[start of Records provided]
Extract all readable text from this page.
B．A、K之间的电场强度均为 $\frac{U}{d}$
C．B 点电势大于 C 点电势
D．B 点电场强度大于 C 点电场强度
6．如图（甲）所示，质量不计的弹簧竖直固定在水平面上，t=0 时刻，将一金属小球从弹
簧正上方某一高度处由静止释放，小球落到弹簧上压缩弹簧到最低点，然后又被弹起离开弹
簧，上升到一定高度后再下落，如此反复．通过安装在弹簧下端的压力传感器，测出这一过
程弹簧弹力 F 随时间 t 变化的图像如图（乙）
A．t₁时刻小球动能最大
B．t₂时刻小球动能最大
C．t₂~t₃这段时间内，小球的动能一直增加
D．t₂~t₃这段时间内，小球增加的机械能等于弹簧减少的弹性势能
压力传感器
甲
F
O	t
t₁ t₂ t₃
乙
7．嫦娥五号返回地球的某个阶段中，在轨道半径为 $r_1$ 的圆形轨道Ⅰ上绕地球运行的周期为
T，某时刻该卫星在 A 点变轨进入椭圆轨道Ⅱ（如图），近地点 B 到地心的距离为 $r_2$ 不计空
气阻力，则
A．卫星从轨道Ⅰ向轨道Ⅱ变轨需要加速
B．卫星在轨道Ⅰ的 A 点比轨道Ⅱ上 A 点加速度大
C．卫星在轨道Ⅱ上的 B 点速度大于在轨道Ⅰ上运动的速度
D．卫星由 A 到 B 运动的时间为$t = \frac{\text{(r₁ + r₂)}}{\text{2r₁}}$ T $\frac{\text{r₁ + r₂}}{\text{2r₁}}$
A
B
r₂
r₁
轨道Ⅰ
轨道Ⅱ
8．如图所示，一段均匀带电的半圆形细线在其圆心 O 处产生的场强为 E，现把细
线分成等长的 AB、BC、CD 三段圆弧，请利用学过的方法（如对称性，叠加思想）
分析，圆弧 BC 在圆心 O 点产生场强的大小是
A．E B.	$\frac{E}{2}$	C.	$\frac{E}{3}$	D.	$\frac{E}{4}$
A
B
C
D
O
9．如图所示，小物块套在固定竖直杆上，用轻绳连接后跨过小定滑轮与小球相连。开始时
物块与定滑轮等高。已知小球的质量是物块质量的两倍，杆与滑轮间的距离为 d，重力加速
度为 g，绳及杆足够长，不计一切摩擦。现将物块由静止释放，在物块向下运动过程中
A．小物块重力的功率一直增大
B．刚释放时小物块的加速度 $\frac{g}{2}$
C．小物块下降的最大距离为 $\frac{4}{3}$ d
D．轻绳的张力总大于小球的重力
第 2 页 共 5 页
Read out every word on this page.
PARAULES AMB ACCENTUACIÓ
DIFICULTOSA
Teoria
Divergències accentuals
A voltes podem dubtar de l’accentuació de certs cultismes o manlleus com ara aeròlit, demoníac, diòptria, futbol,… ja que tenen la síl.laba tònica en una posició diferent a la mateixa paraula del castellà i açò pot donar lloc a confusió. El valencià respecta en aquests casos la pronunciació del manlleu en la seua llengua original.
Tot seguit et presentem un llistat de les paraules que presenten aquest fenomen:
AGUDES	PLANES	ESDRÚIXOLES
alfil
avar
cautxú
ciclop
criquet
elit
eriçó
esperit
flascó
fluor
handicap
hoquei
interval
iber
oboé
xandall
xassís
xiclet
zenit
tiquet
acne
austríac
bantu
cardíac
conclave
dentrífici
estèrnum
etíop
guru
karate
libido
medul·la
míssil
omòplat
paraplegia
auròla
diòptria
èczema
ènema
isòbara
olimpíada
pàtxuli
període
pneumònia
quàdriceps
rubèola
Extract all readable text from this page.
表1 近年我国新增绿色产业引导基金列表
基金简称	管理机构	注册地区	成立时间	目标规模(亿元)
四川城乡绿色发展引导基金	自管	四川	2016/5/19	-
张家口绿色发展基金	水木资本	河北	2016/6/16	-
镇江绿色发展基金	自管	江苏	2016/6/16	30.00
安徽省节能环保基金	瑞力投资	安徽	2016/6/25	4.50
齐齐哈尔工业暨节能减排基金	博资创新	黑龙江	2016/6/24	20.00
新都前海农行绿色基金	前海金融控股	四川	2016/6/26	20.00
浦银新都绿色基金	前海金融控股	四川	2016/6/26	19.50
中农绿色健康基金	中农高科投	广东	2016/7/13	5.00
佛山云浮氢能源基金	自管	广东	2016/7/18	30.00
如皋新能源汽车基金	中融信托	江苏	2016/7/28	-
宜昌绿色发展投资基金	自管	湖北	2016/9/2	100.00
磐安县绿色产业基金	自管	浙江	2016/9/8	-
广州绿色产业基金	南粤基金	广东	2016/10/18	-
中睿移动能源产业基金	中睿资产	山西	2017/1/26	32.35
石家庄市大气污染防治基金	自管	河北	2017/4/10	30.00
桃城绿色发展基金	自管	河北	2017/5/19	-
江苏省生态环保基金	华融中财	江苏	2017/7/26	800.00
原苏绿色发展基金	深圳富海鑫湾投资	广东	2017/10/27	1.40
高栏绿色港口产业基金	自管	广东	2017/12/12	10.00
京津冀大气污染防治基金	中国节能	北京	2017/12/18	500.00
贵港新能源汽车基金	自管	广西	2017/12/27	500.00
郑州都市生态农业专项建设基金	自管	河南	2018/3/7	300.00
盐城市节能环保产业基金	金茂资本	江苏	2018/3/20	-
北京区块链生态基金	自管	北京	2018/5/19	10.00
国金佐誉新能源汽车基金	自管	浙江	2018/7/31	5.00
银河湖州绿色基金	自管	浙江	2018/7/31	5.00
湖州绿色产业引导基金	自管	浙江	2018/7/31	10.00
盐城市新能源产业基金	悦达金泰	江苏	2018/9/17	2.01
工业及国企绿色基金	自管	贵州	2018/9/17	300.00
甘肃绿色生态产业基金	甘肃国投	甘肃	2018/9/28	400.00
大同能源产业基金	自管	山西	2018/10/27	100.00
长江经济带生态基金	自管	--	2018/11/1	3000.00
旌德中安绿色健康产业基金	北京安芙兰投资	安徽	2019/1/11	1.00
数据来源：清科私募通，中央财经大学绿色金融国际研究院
[end of Records provided]
> [Objective]: Copy out each line exactly.

> [Exercise answer]:
Extract all readable text from this page.
B．A、K之间的电场强度均为 $\frac{U}{d}$
C．B 点电势大于 C 点电势
D．B 点电场强度大于 C 点电场强度
6．如图（甲）所示，质量不计的弹簧竖直固定在水平面上，t=0 时刻，将一金属小球从弹
簧正上方某一高度处由静止释放，小球落到弹簧上压缩弹簧到最低点，然后又被弹起离开弹
簧，上升到一定高度后再下落，如此反复．通过安装在弹簧下端的压力传感器，测出这一过
程弹簧弹力 F 随时间 t 变化的图像如图（乙）
A．t₁时刻小球动能最大
B．t₂时刻小球动能最大
C．t₂~t₃这段时间内，小球的动能一直增加
D．t₂~t₃这段时间内，小球增加的机械能等于弹簧减少的弹性势能
压力传感器
甲
F
O	t
t₁ t₂ t₃
乙
7．嫦娥五号返回地球的某个阶段中，在轨道半径为 $r_1$ 的圆形轨道Ⅰ上绕地球运行的周期为
T，某时刻该卫星在 A 点变轨进入椭圆轨道Ⅱ（如图），近地点 B 到地心的距离为 $r_2$ 不计空
气阻力，则
A．卫星从轨道Ⅰ向轨道Ⅱ变轨需要加速
B．卫星在轨道Ⅰ的 A 点比轨道Ⅱ上 A 点加速度大
C．卫星在轨道Ⅱ上的 B 点速度大于在轨道Ⅰ上运动的速度
D．卫星由 A 到 B 运动的时间为$t = \frac{\text{(r₁ + r₂)}}{\text{2r₁}}$ T $\frac{\text{r₁ + r₂}}{\text{2r₁}}$
A
B
r₂
r₁
轨道Ⅰ
轨道Ⅱ
8．如图所示，一段均匀带电的半圆形细线在其圆心 O 处产生的场强为 E，现把细
线分成等长的 AB、BC、CD 三段圆弧，请利用学过的方法（如对称性，叠加思想）
分析，圆弧 BC 在圆心 O 点产生场强的大小是
A．E B.	$\frac{E}{2}$	C.	$\frac{E}{3}$	D.	$\frac{E}{4}$
A
B
C
D
O
9．如图所示，小物块套在固定竖直杆上，用轻绳连接后跨过小定滑轮与小球相连。开始时
物块与定滑轮等高。已知小球的质量是物块质量的两倍，杆与滑轮间的距离为 d，重力加速
度为 g，绳及杆足够长，不计一切摩擦。现将物块由静止释放，在物块向下运动过程中
A．小物块重力的功率一直增大
B．刚释放时小物块的加速度 $\frac{g}{2}$
C．小物块下降的最大距离为 $\frac{4}{3}$ d
D．轻绳的张力总大于小球的重力
第 2 页 共 5 页
Read out every word on this page.
PARAULES AMB ACCENTUACIÓ
DIFICULTOSA
Teoria
Divergències accentuals
A voltes podem dubtar de l’accentuació de certs cultismes o manlleus com ara aeròlit, demoníac, diòptria, futbol,… ja que tenen la síl.laba tònica en una posició diferent a la mateixa paraula del castellà i açò pot donar lloc a confusió. El valencià respecta en aquests casos la pronunciació del manlleu en la seua llengua original.
Tot seguit et presentem un llistat de les paraules que presenten aquest fenomen:
AGUDES	PLANES	ESDRÚIXOLES
alfil
avar
cautxú
ciclop
criquet
elit
eriçó
esperit
flascó
fluor
handicap
hoquei
interval
iber
oboé
xandall
xassís
xiclet
zenit
tiquet
acne
austríac
bantu
cardíac
conclave
dentrífici
estèrnum
etíop
guru
karate
libido
medul·la
míssil
omòplat
paraplegia
auròla
diòptria
èczema
ènema
isòbara
olimpíada
pàtxuli
període
pneumònia
quàdriceps
rubèola
Extract all readable text from this page.
表1 近年我国新增绿色产业引导基金列表
基金简称	管理机构	注册地区	成立时间	目标规模(亿元)
四川城乡绿色发展引导基金	自管	四川	2016/5/19	-
张家口绿色发展基金	水木资本	河北	2016/6/16	-
镇江绿色发展基金	自管	江苏	2016/6/16	30.00
安徽省节能环保基金	瑞力投资	安徽	2016/6/25	4.50
齐齐哈尔工业暨节能减排基金	博资创新	黑龙江	2016/6/24	20.00
新都前海农行绿色基金	前海金融控股	四川	2016/6/26	20.00
浦银新都绿色基金	前海金融控股	四川	2016/6/26	19.50
中农绿色健康基金	中农高科投	广东	2016/7/13	5.00
佛山云浮氢能源基金	自管	广东	2016/7/18	30.00
如皋新能源汽车基金	中融信托	江苏	2016/7/28	-
宜昌绿色发展投资基金	自管	湖北	2016/9/2	100.00
磐安县绿色产业基金	自管	浙江	2016/9/8	-
广州绿色产业基金	南粤基金	广东	2016/10/18	-
中睿移动能源产业基金	中睿资产	山西	2017/1/26	32.35
石家庄市大气污染防治基金	自管	河北	2017/4/10	30.00
桃城绿色发展基金	自管	河北	2017/5/19	-
江苏省生态环保基金	华融中财	江苏	2017/7/26	800.00
原苏绿色发展基金	深圳富海鑫湾投资	广东	2017/10/27	1.40
高栏绿色港口产业基金	自管	广东	2017/12/12	10.00
京津冀大气污染防治基金	中国节能	北京	2017/12/18	500.00
贵港新能源汽车基金	自管	广西	2017/12/27	500.00
郑州都市生态农业专项建设基金	自管	河南	2018/3/7	300.00
盐城市节能环保产业基金	金茂资本	江苏	2018/3/20	-
北京区块链生态基金	自管	北京	2018/5/19	10.00
国金佐誉新能源汽车基金	自管	浙江	2018/7/31	5.00
银河湖州绿色基金	自管	浙江	2018/7/31	5.00
湖州绿色产业引导基金	自管	浙江	2018/7/31	10.00
盐城市新能源产业基金	悦达金泰	江苏	2018/9/17	2.01
工业及国企绿色基金	自管	贵州	2018/9/17	300.00
甘肃绿色生态产业基金	甘肃国投	甘肃	2018/9/28	400.00
大同能源产业基金	自管	山西	2018/10/27	100.00
长江经济带生态基金	自管	--	2018/11/1	3000.00
旌德中安绿色健康产业基金	北京安芙兰投资	安徽	2019/1/11	1.00
数据来源：清科私募通，中央财经大学绿色金融国际研究院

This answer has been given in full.